# DIRECTION
Without omitting anything, retype the data that follows.

# DATA IN THIS EXERCISE start

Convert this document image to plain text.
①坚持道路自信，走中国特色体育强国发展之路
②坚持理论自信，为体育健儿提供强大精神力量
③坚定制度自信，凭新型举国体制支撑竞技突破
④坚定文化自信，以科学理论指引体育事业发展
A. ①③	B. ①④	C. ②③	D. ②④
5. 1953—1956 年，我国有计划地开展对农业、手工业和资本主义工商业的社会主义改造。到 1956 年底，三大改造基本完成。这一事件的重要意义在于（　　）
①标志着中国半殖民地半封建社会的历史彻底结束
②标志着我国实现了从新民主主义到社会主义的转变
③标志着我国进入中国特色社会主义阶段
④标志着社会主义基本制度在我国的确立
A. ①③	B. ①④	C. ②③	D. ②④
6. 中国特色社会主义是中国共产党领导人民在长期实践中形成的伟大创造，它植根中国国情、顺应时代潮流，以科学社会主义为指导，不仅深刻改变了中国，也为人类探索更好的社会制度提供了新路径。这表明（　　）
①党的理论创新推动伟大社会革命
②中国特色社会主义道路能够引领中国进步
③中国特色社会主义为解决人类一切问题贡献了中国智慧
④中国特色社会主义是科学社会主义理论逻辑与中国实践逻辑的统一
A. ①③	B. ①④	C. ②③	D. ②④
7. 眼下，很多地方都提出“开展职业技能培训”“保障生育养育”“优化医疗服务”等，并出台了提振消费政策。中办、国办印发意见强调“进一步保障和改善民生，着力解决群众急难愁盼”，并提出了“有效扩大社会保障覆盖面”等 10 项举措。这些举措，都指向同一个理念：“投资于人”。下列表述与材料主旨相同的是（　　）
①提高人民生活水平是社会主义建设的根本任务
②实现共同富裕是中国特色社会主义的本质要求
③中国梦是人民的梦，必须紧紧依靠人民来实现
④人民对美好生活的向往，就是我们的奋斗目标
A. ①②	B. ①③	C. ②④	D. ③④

# DATA IN THIS EXERCISE end

# TASK ANSWER
Convert this document image to plain text.
①坚持道路自信，走中国特色体育强国发展之路
②坚持理论自信，为体育健儿提供强大精神力量
③坚定制度自信，凭新型举国体制支撑竞技突破
④坚定文化自信，以科学理论指引体育事业发展
A. ①③	B. ①④	C. ②③	D. ②④
5. 1953—1956 年，我国有计划地开展对农业、手工业和资本主义工商业的社会主义改造。到 1956 年底，三大改造基本完成。这一事件的重要意义在于（　　）
①标志着中国半殖民地半封建社会的历史彻底结束
②标志着我国实现了从新民主主义到社会主义的转变
③标志着我国进入中国特色社会主义阶段
④标志着社会主义基本制度在我国的确立
A. ①③	B. ①④	C. ②③	D. ②④
6. 中国特色社会主义是中国共产党领导人民在长期实践中形成的伟大创造，它植根中国国情、顺应时代潮流，以科学社会主义为指导，不仅深刻改变了中国，也为人类探索更好的社会制度提供了新路径。这表明（　　）
①党的理论创新推动伟大社会革命
②中国特色社会主义道路能够引领中国进步
③中国特色社会主义为解决人类一切问题贡献了中国智慧
④中国特色社会主义是科学社会主义理论逻辑与中国实践逻辑的统一
A. ①③	B. ①④	C. ②③	D. ②④
7. 眼下，很多地方都提出“开展职业技能培训”“保障生育养育”“优化医疗服务”等，并出台了提振消费政策。中办、国办印发意见强调“进一步保障和改善民生，着力解决群众急难愁盼”，并提出了“有效扩大社会保障覆盖面”等 10 项举措。这些举措，都指向同一个理念：“投资于人”。下列表述与材料主旨相同的是（　　）
①提高人民生活水平是社会主义建设的根本任务
②实现共同富裕是中国特色社会主义的本质要求
③中国梦是人民的梦，必须紧紧依靠人民来实现
④人民对美好生活的向往，就是我们的奋斗目标
A. ①②	B. ①③	C. ②④	D. ③④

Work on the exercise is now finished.